== Exercise instructions ==
Among the entries below, find the lines with "EMERALD" and copy them.

== Supplied information ==
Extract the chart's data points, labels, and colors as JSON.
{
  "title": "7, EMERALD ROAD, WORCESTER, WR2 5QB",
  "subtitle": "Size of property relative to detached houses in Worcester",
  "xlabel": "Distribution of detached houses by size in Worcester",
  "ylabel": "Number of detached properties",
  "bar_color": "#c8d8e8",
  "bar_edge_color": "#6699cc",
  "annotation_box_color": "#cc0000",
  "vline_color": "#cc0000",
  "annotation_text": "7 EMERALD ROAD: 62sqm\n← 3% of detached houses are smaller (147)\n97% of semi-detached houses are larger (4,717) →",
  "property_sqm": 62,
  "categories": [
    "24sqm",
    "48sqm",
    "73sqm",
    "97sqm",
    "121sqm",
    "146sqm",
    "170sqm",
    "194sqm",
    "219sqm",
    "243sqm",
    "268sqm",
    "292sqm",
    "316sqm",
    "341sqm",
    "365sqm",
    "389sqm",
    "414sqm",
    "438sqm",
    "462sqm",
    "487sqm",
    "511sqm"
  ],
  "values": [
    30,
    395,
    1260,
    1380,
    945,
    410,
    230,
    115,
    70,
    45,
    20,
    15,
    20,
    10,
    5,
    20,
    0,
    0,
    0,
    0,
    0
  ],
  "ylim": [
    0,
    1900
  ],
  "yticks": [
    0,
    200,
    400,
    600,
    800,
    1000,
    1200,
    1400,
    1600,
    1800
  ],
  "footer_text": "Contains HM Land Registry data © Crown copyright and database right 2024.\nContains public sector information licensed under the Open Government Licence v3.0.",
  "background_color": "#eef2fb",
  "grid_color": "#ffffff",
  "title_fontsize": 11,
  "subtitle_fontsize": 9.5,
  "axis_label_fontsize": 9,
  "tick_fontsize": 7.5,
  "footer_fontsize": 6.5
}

== Written solution ==
  "title": "7, EMERALD ROAD, WORCESTER, WR2 5QB",
  "annotation_text": "7 EMERALD ROAD: 62sqm\n← 3% of detached houses are smaller (147)\n97% of semi-detached houses are larger (4,717) →",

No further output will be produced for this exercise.